-- Material shown start --

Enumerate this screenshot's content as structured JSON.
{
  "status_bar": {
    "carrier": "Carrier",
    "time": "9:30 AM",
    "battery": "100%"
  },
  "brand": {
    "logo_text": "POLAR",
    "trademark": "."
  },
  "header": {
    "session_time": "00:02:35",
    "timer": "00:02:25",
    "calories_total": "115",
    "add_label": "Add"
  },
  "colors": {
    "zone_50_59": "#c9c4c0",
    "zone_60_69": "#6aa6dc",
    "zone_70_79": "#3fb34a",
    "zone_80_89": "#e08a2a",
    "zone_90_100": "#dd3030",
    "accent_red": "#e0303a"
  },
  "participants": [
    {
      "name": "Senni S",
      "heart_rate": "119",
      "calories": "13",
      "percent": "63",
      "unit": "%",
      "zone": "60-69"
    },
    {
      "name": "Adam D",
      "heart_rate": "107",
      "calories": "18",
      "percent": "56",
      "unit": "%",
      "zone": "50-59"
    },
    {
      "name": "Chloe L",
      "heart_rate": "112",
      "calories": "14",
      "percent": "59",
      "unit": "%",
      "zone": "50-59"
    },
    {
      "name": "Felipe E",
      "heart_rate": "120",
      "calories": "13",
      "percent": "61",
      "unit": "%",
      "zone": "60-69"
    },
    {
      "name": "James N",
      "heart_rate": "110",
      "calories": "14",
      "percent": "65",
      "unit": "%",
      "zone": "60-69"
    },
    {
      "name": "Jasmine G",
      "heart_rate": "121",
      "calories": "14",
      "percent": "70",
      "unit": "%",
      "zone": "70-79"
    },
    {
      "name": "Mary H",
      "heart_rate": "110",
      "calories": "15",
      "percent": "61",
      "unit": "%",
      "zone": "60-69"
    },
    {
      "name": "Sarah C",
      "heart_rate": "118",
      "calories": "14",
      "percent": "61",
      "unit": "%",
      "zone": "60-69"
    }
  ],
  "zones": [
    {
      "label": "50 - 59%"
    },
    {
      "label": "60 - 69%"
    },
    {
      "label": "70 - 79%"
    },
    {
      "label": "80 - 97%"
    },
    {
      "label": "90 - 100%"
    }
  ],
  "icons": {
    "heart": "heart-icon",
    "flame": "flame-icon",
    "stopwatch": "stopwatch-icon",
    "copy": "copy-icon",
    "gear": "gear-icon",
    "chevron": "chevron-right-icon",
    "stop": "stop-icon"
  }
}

-- Material shown end --

▶ Exercise: Take the entries and copy them out exactly.

▶ Result below:
Enumerate this screenshot's content as structured JSON.
{
  "status_bar": {
    "carrier": "Carrier",
    "time": "9:30 AM",
    "battery": "100%"
  },
  "brand": {
    "logo_text": "POLAR",
    "trademark": "."
  },
  "header": {
    "session_time": "00:02:35",
    "timer": "00:02:25",
    "calories_total": "115",
    "add_label": "Add"
  },
  "colors": {
    "zone_50_59": "#c9c4c0",
    "zone_60_69": "#6aa6dc",
    "zone_70_79": "#3fb34a",
    "zone_80_89": "#e08a2a",
    "zone_90_100": "#dd3030",
    "accent_red": "#e0303a"
  },
  "participants": [
    {
      "name": "Senni S",
      "heart_rate": "119",
      "calories": "13",
      "percent": "63",
      "unit": "%",
      "zone": "60-69"
    },
    {
      "name": "Adam D",
      "heart_rate": "107",
      "calories": "18",
      "percent": "56",
      "unit": "%",
      "zone": "50-59"
    },
    {
      "name": "Chloe L",
      "heart_rate": "112",
      "calories": "14",
      "percent": "59",
      "unit": "%",
      "zone": "50-59"
    },
    {
      "name": "Felipe E",
      "heart_rate": "120",
      "calories": "13",
      "percent": "61",
      "unit": "%",
      "zone": "60-69"
    },
    {
      "name": "James N",
      "heart_rate": "110",
      "calories": "14",
      "percent": "65",
      "unit": "%",
      "zone": "60-69"
    },
    {
      "name": "Jasmine G",
      "heart_rate": "121",
      "calories": "14",
      "percent": "70",
      "unit": "%",
      "zone": "70-79"
    },
    {
      "name": "Mary H",
      "heart_rate": "110",
      "calories": "15",
      "percent": "61",
      "unit": "%",
      "zone": "60-69"
    },
    {
      "name": "Sarah C",
      "heart_rate": "118",
      "calories": "14",
      "percent": "61",
      "unit": "%",
      "zone": "60-69"
    }
  ],
  "zones": [
    {
      "label": "50 - 59%"
    },
    {
      "label": "60 - 69%"
    },
    {
      "label": "70 - 79%"
    },
    {
      "label": "80 - 97%"
    },
    {
      "label": "90 - 100%"
    }
  ],
  "icons": {
    "heart": "heart-icon",
    "flame": "flame-icon",
    "stopwatch": "stopwatch-icon",
    "copy": "copy-icon",
    "gear": "gear-icon",
    "chevron": "chevron-right-icon",
    "stop": "stop-icon"
  }
}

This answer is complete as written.